■ The records

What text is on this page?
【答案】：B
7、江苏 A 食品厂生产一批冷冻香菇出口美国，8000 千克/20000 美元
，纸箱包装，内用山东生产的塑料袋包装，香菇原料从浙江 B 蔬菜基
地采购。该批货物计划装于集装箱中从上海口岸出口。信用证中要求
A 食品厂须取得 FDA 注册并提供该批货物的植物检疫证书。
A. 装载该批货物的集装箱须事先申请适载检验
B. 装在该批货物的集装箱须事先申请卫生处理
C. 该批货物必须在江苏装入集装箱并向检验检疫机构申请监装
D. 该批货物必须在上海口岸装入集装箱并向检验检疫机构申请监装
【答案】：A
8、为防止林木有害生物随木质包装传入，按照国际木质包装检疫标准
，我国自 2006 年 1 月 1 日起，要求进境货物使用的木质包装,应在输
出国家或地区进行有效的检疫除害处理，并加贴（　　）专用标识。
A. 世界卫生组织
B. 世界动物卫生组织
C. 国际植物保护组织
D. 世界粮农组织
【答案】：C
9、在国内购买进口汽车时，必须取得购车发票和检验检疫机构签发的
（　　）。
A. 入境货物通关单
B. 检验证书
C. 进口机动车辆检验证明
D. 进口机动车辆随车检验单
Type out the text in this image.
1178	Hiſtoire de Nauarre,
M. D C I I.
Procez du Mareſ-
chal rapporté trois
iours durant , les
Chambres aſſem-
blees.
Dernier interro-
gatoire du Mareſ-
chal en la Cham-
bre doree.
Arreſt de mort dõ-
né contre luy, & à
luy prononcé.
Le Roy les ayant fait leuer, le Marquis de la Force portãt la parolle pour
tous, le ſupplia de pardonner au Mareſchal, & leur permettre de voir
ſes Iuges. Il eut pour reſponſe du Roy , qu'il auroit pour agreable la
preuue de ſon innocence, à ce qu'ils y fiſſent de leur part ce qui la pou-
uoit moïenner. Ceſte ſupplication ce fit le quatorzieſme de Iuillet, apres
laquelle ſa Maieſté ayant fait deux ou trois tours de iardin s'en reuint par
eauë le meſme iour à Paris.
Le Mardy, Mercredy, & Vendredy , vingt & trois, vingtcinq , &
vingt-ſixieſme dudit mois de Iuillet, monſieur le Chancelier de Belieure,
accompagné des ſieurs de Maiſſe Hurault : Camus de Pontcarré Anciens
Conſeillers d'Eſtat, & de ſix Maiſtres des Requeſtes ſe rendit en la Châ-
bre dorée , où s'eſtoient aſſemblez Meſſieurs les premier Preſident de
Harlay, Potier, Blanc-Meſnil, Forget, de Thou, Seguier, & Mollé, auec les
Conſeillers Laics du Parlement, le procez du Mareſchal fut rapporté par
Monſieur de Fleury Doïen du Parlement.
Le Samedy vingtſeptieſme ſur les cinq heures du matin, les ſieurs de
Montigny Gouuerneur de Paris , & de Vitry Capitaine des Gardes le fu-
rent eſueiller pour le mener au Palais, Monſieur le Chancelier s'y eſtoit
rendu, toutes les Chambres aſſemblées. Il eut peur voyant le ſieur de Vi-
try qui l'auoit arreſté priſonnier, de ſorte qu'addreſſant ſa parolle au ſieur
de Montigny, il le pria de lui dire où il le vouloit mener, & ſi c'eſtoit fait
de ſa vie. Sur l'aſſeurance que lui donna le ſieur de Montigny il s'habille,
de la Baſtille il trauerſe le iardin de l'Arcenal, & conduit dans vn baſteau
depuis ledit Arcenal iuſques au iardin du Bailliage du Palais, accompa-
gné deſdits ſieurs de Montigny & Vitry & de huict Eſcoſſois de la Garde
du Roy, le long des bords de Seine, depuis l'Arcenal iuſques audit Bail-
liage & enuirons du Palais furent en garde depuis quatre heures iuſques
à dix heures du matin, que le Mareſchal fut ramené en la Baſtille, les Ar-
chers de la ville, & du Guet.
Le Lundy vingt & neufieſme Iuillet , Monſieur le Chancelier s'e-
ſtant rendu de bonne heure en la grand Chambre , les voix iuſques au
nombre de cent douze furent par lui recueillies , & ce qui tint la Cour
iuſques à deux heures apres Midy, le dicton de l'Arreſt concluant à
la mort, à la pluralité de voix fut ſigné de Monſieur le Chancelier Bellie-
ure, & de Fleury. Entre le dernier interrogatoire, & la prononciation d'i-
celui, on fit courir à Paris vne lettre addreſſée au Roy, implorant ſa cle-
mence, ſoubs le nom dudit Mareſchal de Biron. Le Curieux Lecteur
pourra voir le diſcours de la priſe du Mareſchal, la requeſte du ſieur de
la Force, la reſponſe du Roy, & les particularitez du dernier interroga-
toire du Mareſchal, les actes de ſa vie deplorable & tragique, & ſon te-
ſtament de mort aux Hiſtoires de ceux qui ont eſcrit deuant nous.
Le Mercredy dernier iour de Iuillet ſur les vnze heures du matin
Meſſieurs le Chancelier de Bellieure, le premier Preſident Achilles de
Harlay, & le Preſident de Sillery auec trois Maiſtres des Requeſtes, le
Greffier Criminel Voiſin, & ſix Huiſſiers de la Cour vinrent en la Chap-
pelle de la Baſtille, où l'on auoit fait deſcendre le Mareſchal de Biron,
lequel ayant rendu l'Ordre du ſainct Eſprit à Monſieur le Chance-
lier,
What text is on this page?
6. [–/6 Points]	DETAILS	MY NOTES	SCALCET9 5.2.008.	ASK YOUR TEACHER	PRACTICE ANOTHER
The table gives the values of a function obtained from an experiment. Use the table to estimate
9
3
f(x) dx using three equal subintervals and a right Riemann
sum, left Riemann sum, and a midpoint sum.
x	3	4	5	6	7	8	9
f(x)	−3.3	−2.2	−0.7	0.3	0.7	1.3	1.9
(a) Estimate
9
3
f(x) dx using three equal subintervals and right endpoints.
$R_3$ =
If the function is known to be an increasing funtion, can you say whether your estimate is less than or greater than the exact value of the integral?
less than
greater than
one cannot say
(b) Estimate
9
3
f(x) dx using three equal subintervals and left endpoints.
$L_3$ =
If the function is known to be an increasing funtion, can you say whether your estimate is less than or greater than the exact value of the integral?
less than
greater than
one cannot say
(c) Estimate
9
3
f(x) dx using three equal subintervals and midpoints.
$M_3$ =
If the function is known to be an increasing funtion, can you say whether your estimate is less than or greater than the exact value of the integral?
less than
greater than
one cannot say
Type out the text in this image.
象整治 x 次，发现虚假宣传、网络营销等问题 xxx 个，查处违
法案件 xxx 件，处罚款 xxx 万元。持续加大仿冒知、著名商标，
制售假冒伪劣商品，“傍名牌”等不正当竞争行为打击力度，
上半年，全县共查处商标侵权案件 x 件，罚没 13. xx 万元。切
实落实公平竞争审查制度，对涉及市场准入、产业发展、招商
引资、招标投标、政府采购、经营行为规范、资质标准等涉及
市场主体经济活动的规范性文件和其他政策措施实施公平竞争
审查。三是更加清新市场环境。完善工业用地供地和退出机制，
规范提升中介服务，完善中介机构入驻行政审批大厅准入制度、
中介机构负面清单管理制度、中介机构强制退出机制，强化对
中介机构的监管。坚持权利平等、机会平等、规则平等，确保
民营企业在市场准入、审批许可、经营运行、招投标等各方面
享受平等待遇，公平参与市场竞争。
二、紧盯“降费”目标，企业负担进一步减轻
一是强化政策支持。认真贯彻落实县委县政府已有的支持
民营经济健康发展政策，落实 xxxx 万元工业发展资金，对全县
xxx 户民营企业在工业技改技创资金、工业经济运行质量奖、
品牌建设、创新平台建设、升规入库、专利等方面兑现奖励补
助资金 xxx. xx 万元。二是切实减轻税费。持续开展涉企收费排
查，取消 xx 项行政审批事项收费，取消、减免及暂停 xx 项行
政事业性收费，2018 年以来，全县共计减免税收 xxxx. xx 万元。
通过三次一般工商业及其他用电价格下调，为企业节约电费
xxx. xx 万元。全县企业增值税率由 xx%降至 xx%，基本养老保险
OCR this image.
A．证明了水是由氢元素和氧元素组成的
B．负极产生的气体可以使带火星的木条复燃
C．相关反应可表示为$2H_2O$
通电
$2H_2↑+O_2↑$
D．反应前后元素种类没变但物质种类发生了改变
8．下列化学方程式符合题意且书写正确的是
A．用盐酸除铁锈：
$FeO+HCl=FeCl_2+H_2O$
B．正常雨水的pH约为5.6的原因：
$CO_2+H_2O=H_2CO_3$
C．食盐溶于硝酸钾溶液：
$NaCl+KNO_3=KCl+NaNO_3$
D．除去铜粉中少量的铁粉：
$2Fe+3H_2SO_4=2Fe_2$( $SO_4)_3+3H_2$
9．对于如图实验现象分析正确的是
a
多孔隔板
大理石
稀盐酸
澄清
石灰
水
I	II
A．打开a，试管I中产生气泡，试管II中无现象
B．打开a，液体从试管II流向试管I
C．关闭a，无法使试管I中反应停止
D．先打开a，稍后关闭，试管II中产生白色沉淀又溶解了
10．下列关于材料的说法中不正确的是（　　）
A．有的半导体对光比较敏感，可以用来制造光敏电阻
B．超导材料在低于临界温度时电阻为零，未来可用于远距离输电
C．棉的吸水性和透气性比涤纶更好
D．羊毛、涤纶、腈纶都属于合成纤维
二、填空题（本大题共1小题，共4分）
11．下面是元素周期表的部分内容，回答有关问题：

■ The task
Copy out each line of the entries that holds "xxxx".

■ Problem solution
民营经济健康发展政策，落实 xxxx 万元工业发展资金，对全县
政事业性收费，2018 年以来，全县共计减免税收 xxxx. xx 万元。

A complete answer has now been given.